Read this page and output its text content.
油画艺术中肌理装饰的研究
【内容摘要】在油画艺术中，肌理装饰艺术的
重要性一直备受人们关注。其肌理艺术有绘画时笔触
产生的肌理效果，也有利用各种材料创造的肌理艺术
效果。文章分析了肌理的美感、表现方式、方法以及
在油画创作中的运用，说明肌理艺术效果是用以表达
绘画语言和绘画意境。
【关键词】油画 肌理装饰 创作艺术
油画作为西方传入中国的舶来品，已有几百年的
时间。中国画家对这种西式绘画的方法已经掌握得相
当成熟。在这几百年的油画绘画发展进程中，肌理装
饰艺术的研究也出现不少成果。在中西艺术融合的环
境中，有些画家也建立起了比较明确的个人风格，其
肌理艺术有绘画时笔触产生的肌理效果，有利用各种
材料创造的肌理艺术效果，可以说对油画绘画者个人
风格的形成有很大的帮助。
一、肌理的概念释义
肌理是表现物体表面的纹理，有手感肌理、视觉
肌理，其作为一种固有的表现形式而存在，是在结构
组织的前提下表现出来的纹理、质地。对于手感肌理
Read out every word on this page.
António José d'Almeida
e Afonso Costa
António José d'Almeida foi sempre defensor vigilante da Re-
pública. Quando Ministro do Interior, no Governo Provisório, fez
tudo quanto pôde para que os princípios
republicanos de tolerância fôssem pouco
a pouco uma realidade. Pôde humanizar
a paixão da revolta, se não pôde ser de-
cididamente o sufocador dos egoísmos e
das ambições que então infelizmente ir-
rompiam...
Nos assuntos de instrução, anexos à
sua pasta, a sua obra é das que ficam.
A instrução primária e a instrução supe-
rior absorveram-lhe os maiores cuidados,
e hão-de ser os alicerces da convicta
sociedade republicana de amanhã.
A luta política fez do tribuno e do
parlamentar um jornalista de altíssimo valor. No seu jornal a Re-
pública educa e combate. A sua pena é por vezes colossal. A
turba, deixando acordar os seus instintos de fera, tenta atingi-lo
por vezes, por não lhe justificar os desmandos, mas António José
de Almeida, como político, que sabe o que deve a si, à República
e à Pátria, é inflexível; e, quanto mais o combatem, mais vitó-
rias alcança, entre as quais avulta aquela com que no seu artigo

▶ TASK TO COMPLETE
Write out every line of the records exactly.

▶ ANSWER
Read this page and output its text content.
油画艺术中肌理装饰的研究
【内容摘要】在油画艺术中，肌理装饰艺术的
重要性一直备受人们关注。其肌理艺术有绘画时笔触
产生的肌理效果，也有利用各种材料创造的肌理艺术
效果。文章分析了肌理的美感、表现方式、方法以及
在油画创作中的运用，说明肌理艺术效果是用以表达
绘画语言和绘画意境。
【关键词】油画 肌理装饰 创作艺术
油画作为西方传入中国的舶来品，已有几百年的
时间。中国画家对这种西式绘画的方法已经掌握得相
当成熟。在这几百年的油画绘画发展进程中，肌理装
饰艺术的研究也出现不少成果。在中西艺术融合的环
境中，有些画家也建立起了比较明确的个人风格，其
肌理艺术有绘画时笔触产生的肌理效果，有利用各种
材料创造的肌理艺术效果，可以说对油画绘画者个人
风格的形成有很大的帮助。
一、肌理的概念释义
肌理是表现物体表面的纹理，有手感肌理、视觉
肌理，其作为一种固有的表现形式而存在，是在结构
组织的前提下表现出来的纹理、质地。对于手感肌理
Read out every word on this page.
António José d'Almeida
e Afonso Costa
António José d'Almeida foi sempre defensor vigilante da Re-
pública. Quando Ministro do Interior, no Governo Provisório, fez
tudo quanto pôde para que os princípios
republicanos de tolerância fôssem pouco
a pouco uma realidade. Pôde humanizar
a paixão da revolta, se não pôde ser de-
cididamente o sufocador dos egoísmos e
das ambições que então infelizmente ir-
rompiam...
Nos assuntos de instrução, anexos à
sua pasta, a sua obra é das que ficam.
A instrução primária e a instrução supe-
rior absorveram-lhe os maiores cuidados,
e hão-de ser os alicerces da convicta
sociedade republicana de amanhã.
A luta política fez do tribuno e do
parlamentar um jornalista de altíssimo valor. No seu jornal a Re-
pública educa e combate. A sua pena é por vezes colossal. A
turba, deixando acordar os seus instintos de fera, tenta atingi-lo
por vezes, por não lhe justificar os desmandos, mas António José
de Almeida, como político, que sabe o que deve a si, à República
e à Pátria, é inflexível; e, quanto mais o combatem, mais vitó-
rias alcança, entre as quais avulta aquela com que no seu artigo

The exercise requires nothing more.